### INFORMATION GIVEN:
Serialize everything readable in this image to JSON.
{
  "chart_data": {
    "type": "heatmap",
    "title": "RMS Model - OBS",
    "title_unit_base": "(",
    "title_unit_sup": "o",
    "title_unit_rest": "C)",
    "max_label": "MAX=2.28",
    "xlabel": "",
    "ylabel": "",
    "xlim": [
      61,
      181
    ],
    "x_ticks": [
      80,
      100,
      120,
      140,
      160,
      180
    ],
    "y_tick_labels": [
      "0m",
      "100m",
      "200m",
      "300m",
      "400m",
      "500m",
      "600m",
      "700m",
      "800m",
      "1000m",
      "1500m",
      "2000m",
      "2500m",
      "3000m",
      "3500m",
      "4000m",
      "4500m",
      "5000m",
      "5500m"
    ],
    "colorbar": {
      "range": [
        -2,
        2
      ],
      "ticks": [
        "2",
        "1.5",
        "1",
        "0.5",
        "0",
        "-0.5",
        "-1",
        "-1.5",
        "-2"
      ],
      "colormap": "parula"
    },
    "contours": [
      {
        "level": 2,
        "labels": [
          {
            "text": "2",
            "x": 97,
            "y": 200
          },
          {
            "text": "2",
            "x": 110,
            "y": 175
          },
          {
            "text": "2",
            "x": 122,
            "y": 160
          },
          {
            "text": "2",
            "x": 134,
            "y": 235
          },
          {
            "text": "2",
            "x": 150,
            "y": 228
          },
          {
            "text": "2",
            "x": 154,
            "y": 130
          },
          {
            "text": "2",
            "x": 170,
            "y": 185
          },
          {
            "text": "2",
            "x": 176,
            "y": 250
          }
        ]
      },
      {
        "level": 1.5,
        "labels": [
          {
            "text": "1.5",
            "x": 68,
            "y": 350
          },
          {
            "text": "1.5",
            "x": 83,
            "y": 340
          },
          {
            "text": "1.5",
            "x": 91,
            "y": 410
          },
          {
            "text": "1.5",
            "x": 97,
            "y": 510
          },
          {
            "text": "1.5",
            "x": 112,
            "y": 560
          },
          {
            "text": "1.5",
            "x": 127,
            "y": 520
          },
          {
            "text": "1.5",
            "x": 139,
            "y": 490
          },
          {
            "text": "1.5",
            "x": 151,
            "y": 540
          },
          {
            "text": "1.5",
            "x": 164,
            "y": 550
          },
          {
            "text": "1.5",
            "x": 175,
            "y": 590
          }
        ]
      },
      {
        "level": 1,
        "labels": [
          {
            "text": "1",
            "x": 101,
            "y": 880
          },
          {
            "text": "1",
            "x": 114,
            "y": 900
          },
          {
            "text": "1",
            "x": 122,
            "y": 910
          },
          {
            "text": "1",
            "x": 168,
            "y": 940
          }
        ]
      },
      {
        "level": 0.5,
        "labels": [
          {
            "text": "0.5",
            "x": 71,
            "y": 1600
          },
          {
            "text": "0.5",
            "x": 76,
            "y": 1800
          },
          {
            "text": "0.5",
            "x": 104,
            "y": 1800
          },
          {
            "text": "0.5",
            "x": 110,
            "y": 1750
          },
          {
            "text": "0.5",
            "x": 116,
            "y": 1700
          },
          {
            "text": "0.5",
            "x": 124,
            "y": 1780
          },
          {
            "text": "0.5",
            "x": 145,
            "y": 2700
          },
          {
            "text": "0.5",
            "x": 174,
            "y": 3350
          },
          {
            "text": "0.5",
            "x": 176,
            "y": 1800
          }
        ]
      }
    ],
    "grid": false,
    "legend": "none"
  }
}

### EXERCISE:
Give back the data above exactly as it appears.

### SOLUTION FOR THIS EXERCISE:
Serialize everything readable in this image to JSON.
{
  "chart_data": {
    "type": "heatmap",
    "title": "RMS Model - OBS",
    "title_unit_base": "(",
    "title_unit_sup": "o",
    "title_unit_rest": "C)",
    "max_label": "MAX=2.28",
    "xlabel": "",
    "ylabel": "",
    "xlim": [
      61,
      181
    ],
    "x_ticks": [
      80,
      100,
      120,
      140,
      160,
      180
    ],
    "y_tick_labels": [
      "0m",
      "100m",
      "200m",
      "300m",
      "400m",
      "500m",
      "600m",
      "700m",
      "800m",
      "1000m",
      "1500m",
      "2000m",
      "2500m",
      "3000m",
      "3500m",
      "4000m",
      "4500m",
      "5000m",
      "5500m"
    ],
    "colorbar": {
      "range": [
        -2,
        2
      ],
      "ticks": [
        "2",
        "1.5",
        "1",
        "0.5",
        "0",
        "-0.5",
        "-1",
        "-1.5",
        "-2"
      ],
      "colormap": "parula"
    },
    "contours": [
      {
        "level": 2,
        "labels": [
          {
            "text": "2",
            "x": 97,
            "y": 200
          },
          {
            "text": "2",
            "x": 110,
            "y": 175
          },
          {
            "text": "2",
            "x": 122,
            "y": 160
          },
          {
            "text": "2",
            "x": 134,
            "y": 235
          },
          {
            "text": "2",
            "x": 150,
            "y": 228
          },
          {
            "text": "2",
            "x": 154,
            "y": 130
          },
          {
            "text": "2",
            "x": 170,
            "y": 185
          },
          {
            "text": "2",
            "x": 176,
            "y": 250
          }
        ]
      },
      {
        "level": 1.5,
        "labels": [
          {
            "text": "1.5",
            "x": 68,
            "y": 350
          },
          {
            "text": "1.5",
            "x": 83,
            "y": 340
          },
          {
            "text": "1.5",
            "x": 91,
            "y": 410
          },
          {
            "text": "1.5",
            "x": 97,
            "y": 510
          },
          {
            "text": "1.5",
            "x": 112,
            "y": 560
          },
          {
            "text": "1.5",
            "x": 127,
            "y": 520
          },
          {
            "text": "1.5",
            "x": 139,
            "y": 490
          },
          {
            "text": "1.5",
            "x": 151,
            "y": 540
          },
          {
            "text": "1.5",
            "x": 164,
            "y": 550
          },
          {
            "text": "1.5",
            "x": 175,
            "y": 590
          }
        ]
      },
      {
        "level": 1,
        "labels": [
          {
            "text": "1",
            "x": 101,
            "y": 880
          },
          {
            "text": "1",
            "x": 114,
            "y": 900
          },
          {
            "text": "1",
            "x": 122,
            "y": 910
          },
          {
            "text": "1",
            "x": 168,
            "y": 940
          }
        ]
      },
      {
        "level": 0.5,
        "labels": [
          {
            "text": "0.5",
            "x": 71,
            "y": 1600
          },
          {
            "text": "0.5",
            "x": 76,
            "y": 1800
          },
          {
            "text": "0.5",
            "x": 104,
            "y": 1800
          },
          {
            "text": "0.5",
            "x": 110,
            "y": 1750
          },
          {
            "text": "0.5",
            "x": 116,
            "y": 1700
          },
          {
            "text": "0.5",
            "x": 124,
            "y": 1780
          },
          {
            "text": "0.5",
            "x": 145,
            "y": 2700
          },
          {
            "text": "0.5",
            "x": 174,
            "y": 3350
          },
          {
            "text": "0.5",
            "x": 176,
            "y": 1800
          }
        ]
      }
    ],
    "grid": false,
    "legend": "none"
  }
}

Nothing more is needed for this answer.